* Begin *

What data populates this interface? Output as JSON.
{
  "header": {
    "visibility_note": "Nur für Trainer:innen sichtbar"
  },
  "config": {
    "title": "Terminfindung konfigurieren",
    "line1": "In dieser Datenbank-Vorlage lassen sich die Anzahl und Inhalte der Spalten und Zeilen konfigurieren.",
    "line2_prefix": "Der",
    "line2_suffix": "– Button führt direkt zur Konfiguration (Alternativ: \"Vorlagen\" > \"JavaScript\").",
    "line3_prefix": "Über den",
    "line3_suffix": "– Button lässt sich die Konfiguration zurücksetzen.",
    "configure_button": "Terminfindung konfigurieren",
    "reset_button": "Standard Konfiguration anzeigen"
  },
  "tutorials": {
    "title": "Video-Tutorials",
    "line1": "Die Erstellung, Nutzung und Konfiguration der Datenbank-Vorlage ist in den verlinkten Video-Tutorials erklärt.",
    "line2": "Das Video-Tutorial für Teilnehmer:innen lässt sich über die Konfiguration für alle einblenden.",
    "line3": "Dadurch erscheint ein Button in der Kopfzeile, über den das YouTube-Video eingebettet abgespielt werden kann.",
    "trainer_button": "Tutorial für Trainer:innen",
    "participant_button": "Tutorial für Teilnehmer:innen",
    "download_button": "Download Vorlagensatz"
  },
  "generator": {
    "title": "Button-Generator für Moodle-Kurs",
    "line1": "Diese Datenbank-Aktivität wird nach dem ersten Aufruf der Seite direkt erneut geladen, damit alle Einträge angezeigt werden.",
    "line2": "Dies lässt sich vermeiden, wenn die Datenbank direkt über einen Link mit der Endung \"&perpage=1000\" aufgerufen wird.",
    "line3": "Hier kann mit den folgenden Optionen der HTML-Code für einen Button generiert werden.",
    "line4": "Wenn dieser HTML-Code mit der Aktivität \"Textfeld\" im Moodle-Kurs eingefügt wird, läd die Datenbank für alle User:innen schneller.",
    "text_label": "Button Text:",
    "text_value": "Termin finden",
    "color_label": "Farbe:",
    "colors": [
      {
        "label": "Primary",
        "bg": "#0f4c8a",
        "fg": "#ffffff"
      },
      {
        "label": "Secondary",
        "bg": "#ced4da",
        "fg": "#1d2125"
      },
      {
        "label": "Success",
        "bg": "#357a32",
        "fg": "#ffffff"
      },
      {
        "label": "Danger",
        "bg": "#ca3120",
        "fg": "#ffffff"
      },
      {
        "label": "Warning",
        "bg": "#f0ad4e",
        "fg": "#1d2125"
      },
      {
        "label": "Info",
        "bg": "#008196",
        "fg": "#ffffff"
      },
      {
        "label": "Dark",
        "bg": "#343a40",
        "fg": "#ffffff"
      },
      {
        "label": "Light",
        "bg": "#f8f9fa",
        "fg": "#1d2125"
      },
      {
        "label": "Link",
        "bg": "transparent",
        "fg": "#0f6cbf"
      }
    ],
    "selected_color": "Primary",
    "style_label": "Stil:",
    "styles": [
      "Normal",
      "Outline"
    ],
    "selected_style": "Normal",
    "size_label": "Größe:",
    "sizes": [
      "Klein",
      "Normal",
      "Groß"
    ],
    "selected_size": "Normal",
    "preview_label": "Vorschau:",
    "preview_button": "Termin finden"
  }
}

* End *

Problem to solve: Output the full listing exactly as it stands.

Exercise solution:
What data populates this interface? Output as JSON.
{
  "header": {
    "visibility_note": "Nur für Trainer:innen sichtbar"
  },
  "config": {
    "title": "Terminfindung konfigurieren",
    "line1": "In dieser Datenbank-Vorlage lassen sich die Anzahl und Inhalte der Spalten und Zeilen konfigurieren.",
    "line2_prefix": "Der",
    "line2_suffix": "– Button führt direkt zur Konfiguration (Alternativ: \"Vorlagen\" > \"JavaScript\").",
    "line3_prefix": "Über den",
    "line3_suffix": "– Button lässt sich die Konfiguration zurücksetzen.",
    "configure_button": "Terminfindung konfigurieren",
    "reset_button": "Standard Konfiguration anzeigen"
  },
  "tutorials": {
    "title": "Video-Tutorials",
    "line1": "Die Erstellung, Nutzung und Konfiguration der Datenbank-Vorlage ist in den verlinkten Video-Tutorials erklärt.",
    "line2": "Das Video-Tutorial für Teilnehmer:innen lässt sich über die Konfiguration für alle einblenden.",
    "line3": "Dadurch erscheint ein Button in der Kopfzeile, über den das YouTube-Video eingebettet abgespielt werden kann.",
    "trainer_button": "Tutorial für Trainer:innen",
    "participant_button": "Tutorial für Teilnehmer:innen",
    "download_button": "Download Vorlagensatz"
  },
  "generator": {
    "title": "Button-Generator für Moodle-Kurs",
    "line1": "Diese Datenbank-Aktivität wird nach dem ersten Aufruf der Seite direkt erneut geladen, damit alle Einträge angezeigt werden.",
    "line2": "Dies lässt sich vermeiden, wenn die Datenbank direkt über einen Link mit der Endung \"&perpage=1000\" aufgerufen wird.",
    "line3": "Hier kann mit den folgenden Optionen der HTML-Code für einen Button generiert werden.",
    "line4": "Wenn dieser HTML-Code mit der Aktivität \"Textfeld\" im Moodle-Kurs eingefügt wird, läd die Datenbank für alle User:innen schneller.",
    "text_label": "Button Text:",
    "text_value": "Termin finden",
    "color_label": "Farbe:",
    "colors": [
      {
        "label": "Primary",
        "bg": "#0f4c8a",
        "fg": "#ffffff"
      },
      {
        "label": "Secondary",
        "bg": "#ced4da",
        "fg": "#1d2125"
      },
      {
        "label": "Success",
        "bg": "#357a32",
        "fg": "#ffffff"
      },
      {
        "label": "Danger",
        "bg": "#ca3120",
        "fg": "#ffffff"
      },
      {
        "label": "Warning",
        "bg": "#f0ad4e",
        "fg": "#1d2125"
      },
      {
        "label": "Info",
        "bg": "#008196",
        "fg": "#ffffff"
      },
      {
        "label": "Dark",
        "bg": "#343a40",
        "fg": "#ffffff"
      },
      {
        "label": "Light",
        "bg": "#f8f9fa",
        "fg": "#1d2125"
      },
      {
        "label": "Link",
        "bg": "transparent",
        "fg": "#0f6cbf"
      }
    ],
    "selected_color": "Primary",
    "style_label": "Stil:",
    "styles": [
      "Normal",
      "Outline"
    ],
    "selected_style": "Normal",
    "size_label": "Größe:",
    "sizes": [
      "Klein",
      "Normal",
      "Groß"
    ],
    "selected_size": "Normal",
    "preview_label": "Vorschau:",
    "preview_button": "Termin finden"
  }
}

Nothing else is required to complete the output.